WHAT YOU SHOULD DO: Return every line of the data below that includes the string "type".

DATA TO USE:
◇ ◇ ◇ ◇

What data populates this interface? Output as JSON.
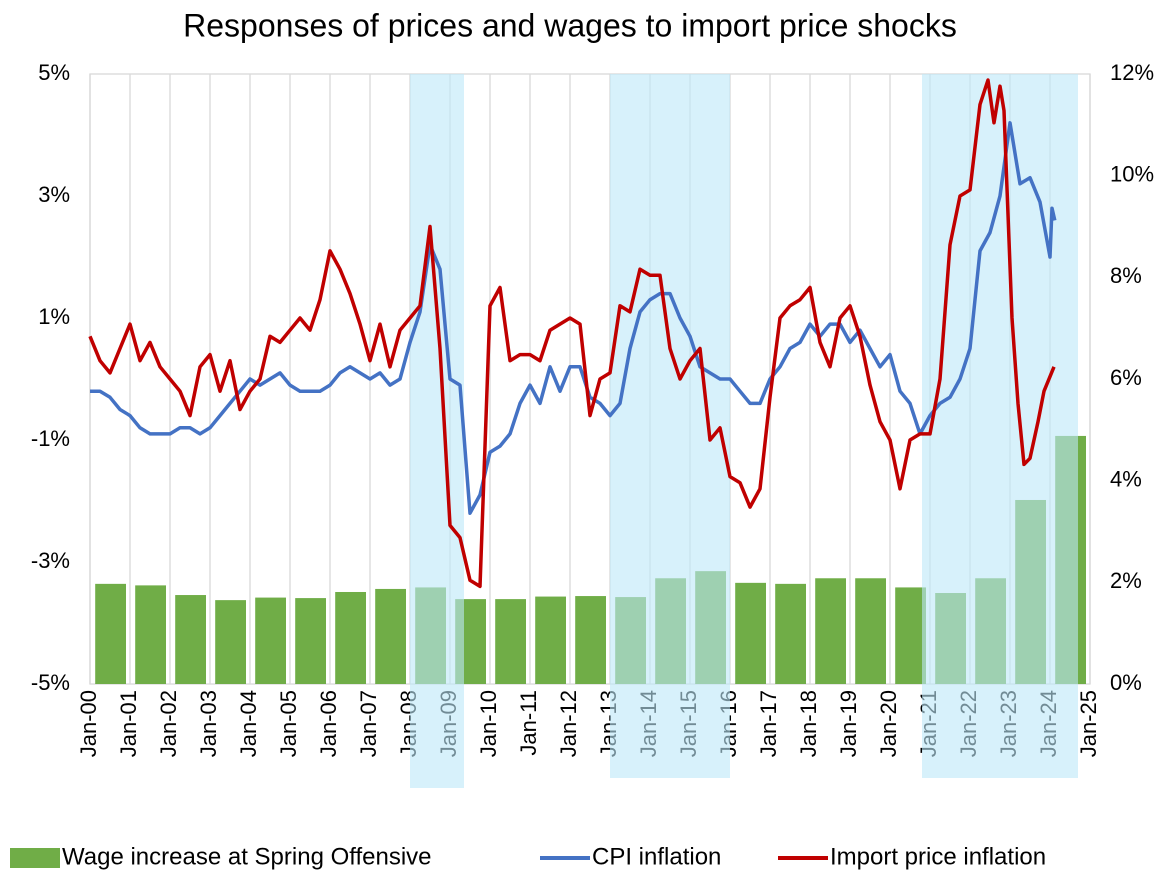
{
  "chart_data": {
    "type": "combo",
    "title": "Responses of prices and wages to import price shocks",
    "xlim": [
      2000,
      2025
    ],
    "xticks": [
      {
        "value": 2000,
        "label": "Jan-00"
      },
      {
        "value": 2001,
        "label": "Jan-01"
      },
      {
        "value": 2002,
        "label": "Jan-02"
      },
      {
        "value": 2003,
        "label": "Jan-03"
      },
      {
        "value": 2004,
        "label": "Jan-04"
      },
      {
        "value": 2005,
        "label": "Jan-05"
      },
      {
        "value": 2006,
        "label": "Jan-06"
      },
      {
        "value": 2007,
        "label": "Jan-07"
      },
      {
        "value": 2008,
        "label": "Jan-08"
      },
      {
        "value": 2009,
        "label": "Jan-09"
      },
      {
        "value": 2010,
        "label": "Jan-10"
      },
      {
        "value": 2011,
        "label": "Jan-11"
      },
      {
        "value": 2012,
        "label": "Jan-12"
      },
      {
        "value": 2013,
        "label": "Jan-13"
      },
      {
        "value": 2014,
        "label": "Jan-14"
      },
      {
        "value": 2015,
        "label": "Jan-15"
      },
      {
        "value": 2016,
        "label": "Jan-16"
      },
      {
        "value": 2017,
        "label": "Jan-17"
      },
      {
        "value": 2018,
        "label": "Jan-18"
      },
      {
        "value": 2019,
        "label": "Jan-19"
      },
      {
        "value": 2020,
        "label": "Jan-20"
      },
      {
        "value": 2021,
        "label": "Jan-21"
      },
      {
        "value": 2022,
        "label": "Jan-22"
      },
      {
        "value": 2023,
        "label": "Jan-23"
      },
      {
        "value": 2024,
        "label": "Jan-24"
      },
      {
        "value": 2025,
        "label": "Jan-25"
      }
    ],
    "ylim": [
      -5,
      5
    ],
    "yticks": [
      {
        "value": -5,
        "label": "-5%"
      },
      {
        "value": -3,
        "label": "-3%"
      },
      {
        "value": -1,
        "label": "-1%"
      },
      {
        "value": 1,
        "label": "1%"
      },
      {
        "value": 3,
        "label": "3%"
      },
      {
        "value": 5,
        "label": "5%"
      }
    ],
    "y2lim": [
      0,
      12
    ],
    "y2ticks": [
      {
        "value": 0,
        "label": "0%"
      },
      {
        "value": 2,
        "label": "2%"
      },
      {
        "value": 4,
        "label": "4%"
      },
      {
        "value": 6,
        "label": "6%"
      },
      {
        "value": 8,
        "label": "8%"
      },
      {
        "value": 10,
        "label": "10%"
      },
      {
        "value": 12,
        "label": "12%"
      }
    ],
    "grid": "x",
    "legend": "bottom",
    "shaded_periods": [
      [
        2008,
        2009.35
      ],
      [
        2013,
        2016
      ],
      [
        2020.8,
        2024.7
      ]
    ],
    "shade_color": "#bde7f8",
    "series": [
      {
        "name": "Wage increase at Spring Offensive",
        "type": "bar",
        "axis": "y2",
        "color": "#70ad47",
        "x": [
          2000,
          2001,
          2002,
          2003,
          2004,
          2005,
          2006,
          2007,
          2008,
          2009,
          2010,
          2011,
          2012,
          2013,
          2014,
          2015,
          2016,
          2017,
          2018,
          2019,
          2020,
          2021,
          2022,
          2023,
          2024
        ],
        "values": [
          1.97,
          1.94,
          1.75,
          1.65,
          1.7,
          1.69,
          1.81,
          1.87,
          1.9,
          1.67,
          1.67,
          1.72,
          1.73,
          1.71,
          2.08,
          2.22,
          1.99,
          1.97,
          2.08,
          2.08,
          1.9,
          1.79,
          2.08,
          3.62,
          4.88
        ]
      },
      {
        "name": "CPI inflation",
        "type": "line",
        "color": "#4472c4",
        "x": [
          2000,
          2000.25,
          2000.5,
          2000.75,
          2001,
          2001.25,
          2001.5,
          2001.75,
          2002,
          2002.25,
          2002.5,
          2002.75,
          2003,
          2003.25,
          2003.5,
          2003.75,
          2004,
          2004.25,
          2004.5,
          2004.75,
          2005,
          2005.25,
          2005.5,
          2005.75,
          2006,
          2006.25,
          2006.5,
          2006.75,
          2007,
          2007.25,
          2007.5,
          2007.75,
          2008,
          2008.25,
          2008.5,
          2008.75,
          2009,
          2009.25,
          2009.5,
          2009.75,
          2010,
          2010.25,
          2010.5,
          2010.75,
          2011,
          2011.25,
          2011.5,
          2011.75,
          2012,
          2012.25,
          2012.5,
          2012.75,
          2013,
          2013.25,
          2013.5,
          2013.75,
          2014,
          2014.25,
          2014.5,
          2014.75,
          2015,
          2015.25,
          2015.5,
          2015.75,
          2016,
          2016.25,
          2016.5,
          2016.75,
          2017,
          2017.25,
          2017.5,
          2017.75,
          2018,
          2018.25,
          2018.5,
          2018.75,
          2019,
          2019.25,
          2019.5,
          2019.75,
          2020,
          2020.25,
          2020.5,
          2020.75,
          2021,
          2021.25,
          2021.5,
          2021.75,
          2022,
          2022.25,
          2022.5,
          2022.75,
          2023,
          2023.25,
          2023.5,
          2023.75,
          2024,
          2024.05,
          2024.12
        ],
        "values": [
          -0.2,
          -0.2,
          -0.3,
          -0.5,
          -0.6,
          -0.8,
          -0.9,
          -0.9,
          -0.9,
          -0.8,
          -0.8,
          -0.9,
          -0.8,
          -0.6,
          -0.4,
          -0.2,
          0.0,
          -0.1,
          0.0,
          0.1,
          -0.1,
          -0.2,
          -0.2,
          -0.2,
          -0.1,
          0.1,
          0.2,
          0.1,
          0.0,
          0.1,
          -0.1,
          0.0,
          0.6,
          1.1,
          2.2,
          1.8,
          0.0,
          -0.1,
          -2.2,
          -1.9,
          -1.2,
          -1.1,
          -0.9,
          -0.4,
          -0.1,
          -0.4,
          0.2,
          -0.2,
          0.2,
          0.2,
          -0.3,
          -0.4,
          -0.6,
          -0.4,
          0.5,
          1.1,
          1.3,
          1.4,
          1.4,
          1.0,
          0.7,
          0.2,
          0.1,
          0.0,
          0.0,
          -0.2,
          -0.4,
          -0.4,
          0.0,
          0.2,
          0.5,
          0.6,
          0.9,
          0.7,
          0.9,
          0.9,
          0.6,
          0.8,
          0.5,
          0.2,
          0.4,
          -0.2,
          -0.4,
          -0.9,
          -0.6,
          -0.4,
          -0.3,
          0.0,
          0.5,
          2.1,
          2.4,
          3.0,
          4.2,
          3.2,
          3.3,
          2.9,
          2.0,
          2.8,
          2.6
        ]
      },
      {
        "name": "Import price inflation",
        "type": "line",
        "color": "#c00000",
        "x": [
          2000,
          2000.25,
          2000.5,
          2000.75,
          2001,
          2001.25,
          2001.5,
          2001.75,
          2002,
          2002.25,
          2002.5,
          2002.75,
          2003,
          2003.25,
          2003.5,
          2003.75,
          2004,
          2004.25,
          2004.5,
          2004.75,
          2005,
          2005.25,
          2005.5,
          2005.75,
          2006,
          2006.25,
          2006.5,
          2006.75,
          2007,
          2007.25,
          2007.5,
          2007.75,
          2008,
          2008.25,
          2008.5,
          2008.75,
          2009,
          2009.25,
          2009.5,
          2009.75,
          2010,
          2010.25,
          2010.5,
          2010.75,
          2011,
          2011.25,
          2011.5,
          2011.75,
          2012,
          2012.25,
          2012.5,
          2012.75,
          2013,
          2013.25,
          2013.5,
          2013.75,
          2014,
          2014.25,
          2014.5,
          2014.75,
          2015,
          2015.25,
          2015.5,
          2015.75,
          2016,
          2016.25,
          2016.5,
          2016.75,
          2017,
          2017.25,
          2017.5,
          2017.75,
          2018,
          2018.25,
          2018.5,
          2018.75,
          2019,
          2019.25,
          2019.5,
          2019.75,
          2020,
          2020.25,
          2020.5,
          2020.75,
          2021,
          2021.25,
          2021.5,
          2021.75,
          2022,
          2022.25,
          2022.45,
          2022.6,
          2022.75,
          2022.85,
          2023.05,
          2023.2,
          2023.35,
          2023.5,
          2023.7,
          2023.85,
          2024.1
        ],
        "values": [
          0.7,
          0.3,
          0.1,
          0.5,
          0.9,
          0.3,
          0.6,
          0.2,
          0.0,
          -0.2,
          -0.6,
          0.2,
          0.4,
          -0.2,
          0.3,
          -0.5,
          -0.2,
          0.0,
          0.7,
          0.6,
          0.8,
          1.0,
          0.8,
          1.3,
          2.1,
          1.8,
          1.4,
          0.9,
          0.3,
          0.9,
          0.2,
          0.8,
          1.0,
          1.2,
          2.5,
          0.5,
          -2.4,
          -2.6,
          -3.3,
          -3.4,
          1.2,
          1.5,
          0.3,
          0.4,
          0.4,
          0.3,
          0.8,
          0.9,
          1.0,
          0.9,
          -0.6,
          0.0,
          0.1,
          1.2,
          1.1,
          1.8,
          1.7,
          1.7,
          0.5,
          0.0,
          0.3,
          0.5,
          -1.0,
          -0.8,
          -1.6,
          -1.7,
          -2.1,
          -1.8,
          -0.3,
          1.0,
          1.2,
          1.3,
          1.5,
          0.6,
          0.2,
          1.0,
          1.2,
          0.7,
          -0.1,
          -0.7,
          -1.0,
          -1.8,
          -1.0,
          -0.9,
          -0.9,
          0.0,
          2.2,
          3.0,
          3.1,
          4.5,
          4.9,
          4.2,
          4.8,
          4.4,
          1.0,
          -0.4,
          -1.4,
          -1.3,
          -0.7,
          -0.2,
          0.2
        ]
      }
    ]
  }
}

◇ ◇ ◇ ◇

TASK RESULT:
    "type": "combo",
        "type": "bar",
        "type": "line",
        "type": "line",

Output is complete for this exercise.